=== Requirement ===
Filter the records for lines holding the string "true".
━━ Extracted entries
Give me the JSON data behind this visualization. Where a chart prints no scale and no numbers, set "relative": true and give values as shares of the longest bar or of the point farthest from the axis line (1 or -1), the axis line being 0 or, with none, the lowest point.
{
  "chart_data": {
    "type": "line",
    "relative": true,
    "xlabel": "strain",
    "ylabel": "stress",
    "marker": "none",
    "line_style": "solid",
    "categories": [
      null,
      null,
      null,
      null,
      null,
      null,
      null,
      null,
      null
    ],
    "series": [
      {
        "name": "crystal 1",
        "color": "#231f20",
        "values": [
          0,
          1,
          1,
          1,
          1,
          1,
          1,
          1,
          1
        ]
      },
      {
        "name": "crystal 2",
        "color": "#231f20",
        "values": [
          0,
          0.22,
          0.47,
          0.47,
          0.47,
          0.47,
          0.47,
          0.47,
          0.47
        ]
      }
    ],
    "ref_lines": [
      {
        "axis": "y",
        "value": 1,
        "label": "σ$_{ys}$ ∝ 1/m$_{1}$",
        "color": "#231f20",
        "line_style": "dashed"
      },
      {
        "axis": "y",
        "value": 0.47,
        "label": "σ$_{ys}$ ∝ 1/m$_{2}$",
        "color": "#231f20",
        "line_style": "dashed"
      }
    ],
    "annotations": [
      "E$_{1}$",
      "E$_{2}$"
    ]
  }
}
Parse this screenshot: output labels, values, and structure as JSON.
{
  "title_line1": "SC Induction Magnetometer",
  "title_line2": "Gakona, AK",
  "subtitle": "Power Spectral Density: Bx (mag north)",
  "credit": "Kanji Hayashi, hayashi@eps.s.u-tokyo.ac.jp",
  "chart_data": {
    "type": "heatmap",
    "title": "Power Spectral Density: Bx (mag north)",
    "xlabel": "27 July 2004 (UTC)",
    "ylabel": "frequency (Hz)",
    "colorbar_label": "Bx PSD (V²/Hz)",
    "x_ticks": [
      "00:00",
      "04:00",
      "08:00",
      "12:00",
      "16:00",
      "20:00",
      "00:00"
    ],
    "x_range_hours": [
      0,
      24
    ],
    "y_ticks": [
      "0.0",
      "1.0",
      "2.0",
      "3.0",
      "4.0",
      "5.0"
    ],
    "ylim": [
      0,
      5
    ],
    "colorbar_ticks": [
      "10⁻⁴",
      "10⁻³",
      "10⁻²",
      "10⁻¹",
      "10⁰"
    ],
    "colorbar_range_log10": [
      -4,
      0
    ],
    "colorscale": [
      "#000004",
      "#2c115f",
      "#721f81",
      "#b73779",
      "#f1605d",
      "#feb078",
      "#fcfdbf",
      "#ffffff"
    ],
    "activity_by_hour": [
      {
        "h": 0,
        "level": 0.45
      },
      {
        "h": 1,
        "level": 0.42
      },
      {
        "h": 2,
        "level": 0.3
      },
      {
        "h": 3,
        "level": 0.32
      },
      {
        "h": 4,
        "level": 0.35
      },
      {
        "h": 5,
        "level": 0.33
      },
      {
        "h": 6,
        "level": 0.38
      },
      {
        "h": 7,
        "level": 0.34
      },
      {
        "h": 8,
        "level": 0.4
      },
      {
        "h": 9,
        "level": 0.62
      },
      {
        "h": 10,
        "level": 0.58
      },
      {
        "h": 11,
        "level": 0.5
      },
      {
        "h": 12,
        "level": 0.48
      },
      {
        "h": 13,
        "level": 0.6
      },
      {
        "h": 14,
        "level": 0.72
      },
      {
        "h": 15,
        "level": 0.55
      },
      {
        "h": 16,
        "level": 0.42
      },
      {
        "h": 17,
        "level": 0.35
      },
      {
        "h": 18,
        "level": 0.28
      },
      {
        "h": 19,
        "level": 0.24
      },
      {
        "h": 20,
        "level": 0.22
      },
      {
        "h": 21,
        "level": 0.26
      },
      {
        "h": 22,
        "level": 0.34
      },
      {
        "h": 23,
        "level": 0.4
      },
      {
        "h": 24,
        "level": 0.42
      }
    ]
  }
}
━━━━
=== The completed task ===
Give me the JSON data behind this visualization. Where a chart prints no scale and no numbers, set "relative": true and give values as shares of the longest bar or of the point farthest from the axis line (1 or -1), the axis line being 0 or, with none, the lowest point.
    "relative": true,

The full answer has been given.